__Prompt__. Put every line of the rows below into a Markdown table with the columns "No." and "Line", numbering each line and skipping blank ones. Leave the pictures out.

━━ Given entries ━━

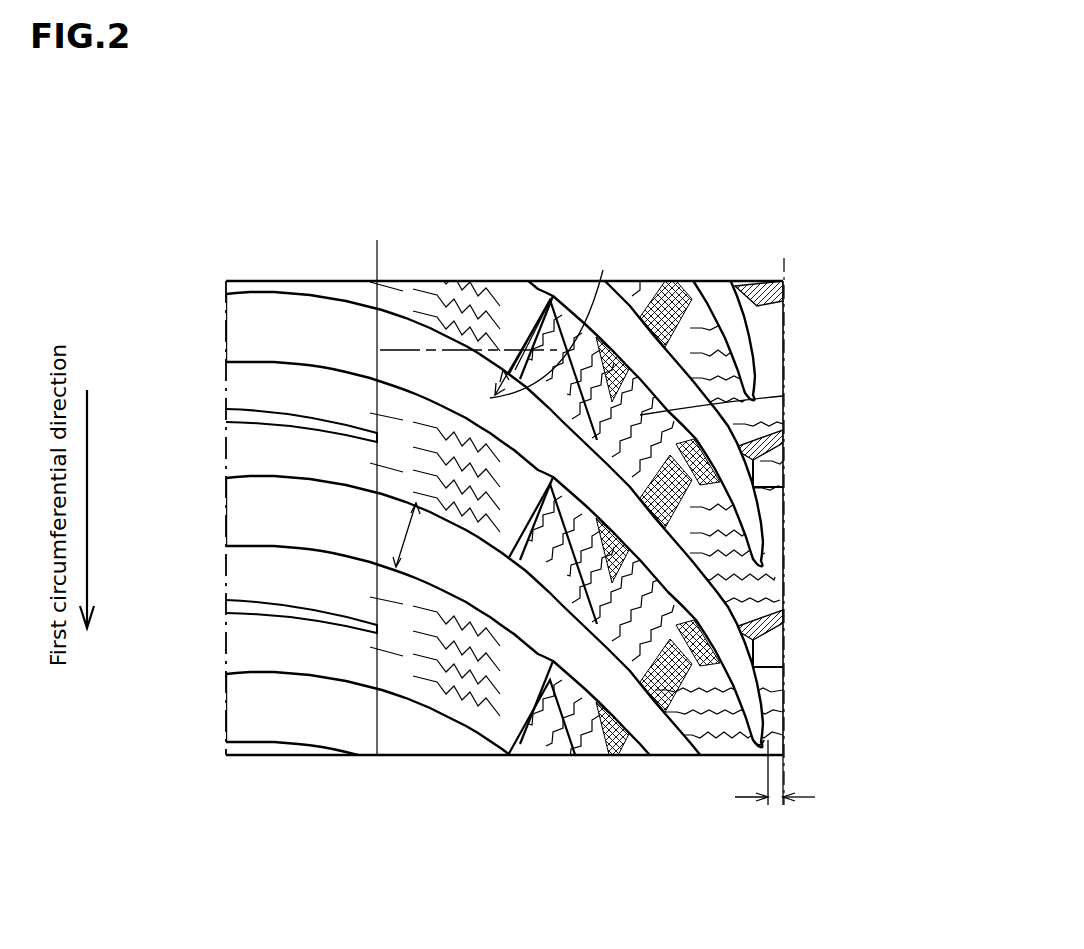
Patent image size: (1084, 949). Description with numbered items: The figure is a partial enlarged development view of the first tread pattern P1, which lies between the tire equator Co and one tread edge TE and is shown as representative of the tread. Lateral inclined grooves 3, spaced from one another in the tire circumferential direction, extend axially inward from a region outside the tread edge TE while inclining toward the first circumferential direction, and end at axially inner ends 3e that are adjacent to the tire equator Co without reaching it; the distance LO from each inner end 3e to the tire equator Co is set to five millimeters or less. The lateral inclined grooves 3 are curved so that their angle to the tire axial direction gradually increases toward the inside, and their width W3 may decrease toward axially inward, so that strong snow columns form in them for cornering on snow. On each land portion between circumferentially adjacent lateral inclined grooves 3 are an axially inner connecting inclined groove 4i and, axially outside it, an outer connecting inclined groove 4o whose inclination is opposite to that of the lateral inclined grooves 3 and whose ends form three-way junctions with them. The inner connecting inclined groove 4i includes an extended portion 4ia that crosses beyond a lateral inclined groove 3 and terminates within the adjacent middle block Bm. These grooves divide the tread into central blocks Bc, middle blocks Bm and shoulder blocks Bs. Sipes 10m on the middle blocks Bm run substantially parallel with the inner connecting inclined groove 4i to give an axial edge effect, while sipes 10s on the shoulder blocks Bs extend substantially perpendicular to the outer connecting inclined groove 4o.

The lateral inclined groove 3 is at (258, 330).
The axially inner end 3e is at (748, 742).
The width W3 is at (416, 538).
The sipe 10s is at (475, 292).
The sipe 10m is at (700, 418).
The axially outer connecting inclined groove 4o is at (507, 290).
The axially inner connecting inclined groove 4i is at (645, 497).
The extended portion 4ia is at (660, 575).
The tread edge TE is at (377, 240).
The tire equator Co is at (777, 517).
The distance LO is at (775, 790).
The first tread pattern P1 is at (705, 175).
The shoulder block Bs is at (485, 483).
The middle block Bm is at (650, 615).
The central block Bc is at (727, 708).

━━━

__Response to the exercise__.
| No. | Line |
|---|---|
| 1 | Patent image size: (1084, 949). Description with numbered items: The figure is a partial enlarged development view of the first tread pattern P1, which lies between the tire equator Co and one tread edge TE and is shown as representative of the tread. Lateral inclined grooves 3, spaced from one another in the tire circumferential direction, extend axially inward from a region outside the tread edge TE while inclining toward the first circumferential direction, and end at axially inner ends 3e that are adjacent to the tire equator Co without reaching it; the distance LO from each inner end 3e to the tire equator Co is set to five millimeters or less. The lateral inclined grooves 3 are curved so that their angle to the tire axial direction gradually increases toward the inside, and their width W3 may decrease toward axially inward, so that strong snow columns form in them for cornering on snow. On each land portion between circumferentially adjacent lateral inclined grooves 3 are an axially inner connecting inclined groove 4i and, axially outside it, an outer connecting inclined groove 4o whose inclination is opposite to that of the lateral inclined grooves 3 and whose ends form three-way junctions with them. The inner connecting inclined groove 4i includes an extended portion 4ia that crosses beyond a lateral inclined groove 3 and terminates within the adjacent middle block Bm. These grooves divide the tread into central blocks Bc, middle blocks Bm and shoulder blocks Bs. Sipes 10m on the middle blocks Bm run substantially parallel with the inner connecting inclined groove 4i to give an axial edge effect, while sipes 10s on the shoulder blocks Bs extend substantially perpendicular to the outer connecting inclined groove 4o. |
| 2 | The lateral inclined groove 3 is at (258, 330). |
| 3 | The axially inner end 3e is at (748, 742). |
| 4 | The width W3 is at (416, 538). |
| 5 | The sipe 10s is at (475, 292). |
| 6 | The sipe 10m is at (700, 418). |
| 7 | The axially outer connecting inclined groove 4o is at (507, 290). |
| 8 | The axially inner connecting inclined groove 4i is at (645, 497). |
| 9 | The extended portion 4ia is at (660, 575). |
| 10 | The tread edge TE is at (377, 240). |
| 11 | The tire equator Co is at (777, 517). |
| 12 | The distance LO is at (775, 790). |
| 13 | The first tread pattern P1 is at (705, 175). |
| 14 | The shoulder block Bs is at (485, 483). |
| 15 | The middle block Bm is at (650, 615). |
| 16 | The central block Bc is at (727, 708). |